▸ **EXERCISE REQUIREMENTS**:
Extract every entry word for word.
---------- ENTRIES ----------
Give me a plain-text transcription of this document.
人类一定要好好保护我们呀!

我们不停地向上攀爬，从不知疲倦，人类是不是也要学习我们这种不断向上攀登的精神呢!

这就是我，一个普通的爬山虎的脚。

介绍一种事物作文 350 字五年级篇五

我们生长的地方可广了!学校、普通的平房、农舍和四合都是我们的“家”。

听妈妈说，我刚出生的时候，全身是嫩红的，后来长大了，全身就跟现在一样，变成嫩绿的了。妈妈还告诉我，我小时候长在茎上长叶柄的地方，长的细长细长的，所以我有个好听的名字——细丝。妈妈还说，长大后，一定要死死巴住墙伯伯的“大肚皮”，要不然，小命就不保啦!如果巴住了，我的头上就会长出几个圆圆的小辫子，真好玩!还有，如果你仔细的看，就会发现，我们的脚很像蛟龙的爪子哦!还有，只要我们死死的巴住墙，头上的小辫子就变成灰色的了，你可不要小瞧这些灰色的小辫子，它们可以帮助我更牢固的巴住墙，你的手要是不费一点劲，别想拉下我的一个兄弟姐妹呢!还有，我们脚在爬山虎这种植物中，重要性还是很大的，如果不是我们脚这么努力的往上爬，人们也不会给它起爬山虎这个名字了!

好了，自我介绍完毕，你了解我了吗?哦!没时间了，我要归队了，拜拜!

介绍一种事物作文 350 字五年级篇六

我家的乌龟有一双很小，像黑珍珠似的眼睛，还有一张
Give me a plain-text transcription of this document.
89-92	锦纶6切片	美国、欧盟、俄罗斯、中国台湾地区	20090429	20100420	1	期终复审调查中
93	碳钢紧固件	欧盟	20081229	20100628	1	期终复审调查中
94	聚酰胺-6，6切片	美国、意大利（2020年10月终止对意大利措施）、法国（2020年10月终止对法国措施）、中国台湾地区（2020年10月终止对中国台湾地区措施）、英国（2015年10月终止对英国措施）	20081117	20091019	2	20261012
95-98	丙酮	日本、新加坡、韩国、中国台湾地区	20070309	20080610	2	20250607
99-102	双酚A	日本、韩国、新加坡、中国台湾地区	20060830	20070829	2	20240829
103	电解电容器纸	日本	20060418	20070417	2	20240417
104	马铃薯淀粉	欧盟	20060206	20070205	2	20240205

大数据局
----------
▸ **THE SOLUTION**:
Give me a plain-text transcription of this document.
人类一定要好好保护我们呀!

我们不停地向上攀爬，从不知疲倦，人类是不是也要学习我们这种不断向上攀登的精神呢!

这就是我，一个普通的爬山虎的脚。

介绍一种事物作文 350 字五年级篇五

我们生长的地方可广了!学校、普通的平房、农舍和四合都是我们的“家”。

听妈妈说，我刚出生的时候，全身是嫩红的，后来长大了，全身就跟现在一样，变成嫩绿的了。妈妈还告诉我，我小时候长在茎上长叶柄的地方，长的细长细长的，所以我有个好听的名字——细丝。妈妈还说，长大后，一定要死死巴住墙伯伯的“大肚皮”，要不然，小命就不保啦!如果巴住了，我的头上就会长出几个圆圆的小辫子，真好玩!还有，如果你仔细的看，就会发现，我们的脚很像蛟龙的爪子哦!还有，只要我们死死的巴住墙，头上的小辫子就变成灰色的了，你可不要小瞧这些灰色的小辫子，它们可以帮助我更牢固的巴住墙，你的手要是不费一点劲，别想拉下我的一个兄弟姐妹呢!还有，我们脚在爬山虎这种植物中，重要性还是很大的，如果不是我们脚这么努力的往上爬，人们也不会给它起爬山虎这个名字了!

好了，自我介绍完毕，你了解我了吗?哦!没时间了，我要归队了，拜拜!

介绍一种事物作文 350 字五年级篇六

我家的乌龟有一双很小，像黑珍珠似的眼睛，还有一张
Give me a plain-text transcription of this document.
89-92	锦纶6切片	美国、欧盟、俄罗斯、中国台湾地区	20090429	20100420	1	期终复审调查中
93	碳钢紧固件	欧盟	20081229	20100628	1	期终复审调查中
94	聚酰胺-6，6切片	美国、意大利（2020年10月终止对意大利措施）、法国（2020年10月终止对法国措施）、中国台湾地区（2020年10月终止对中国台湾地区措施）、英国（2015年10月终止对英国措施）	20081117	20091019	2	20261012
95-98	丙酮	日本、新加坡、韩国、中国台湾地区	20070309	20080610	2	20250607
99-102	双酚A	日本、韩国、新加坡、中国台湾地区	20060830	20070829	2	20240829
103	电解电容器纸	日本	20060418	20070417	2	20240417
104	马铃薯淀粉	欧盟	20060206	20070205	2	20240205

大数据局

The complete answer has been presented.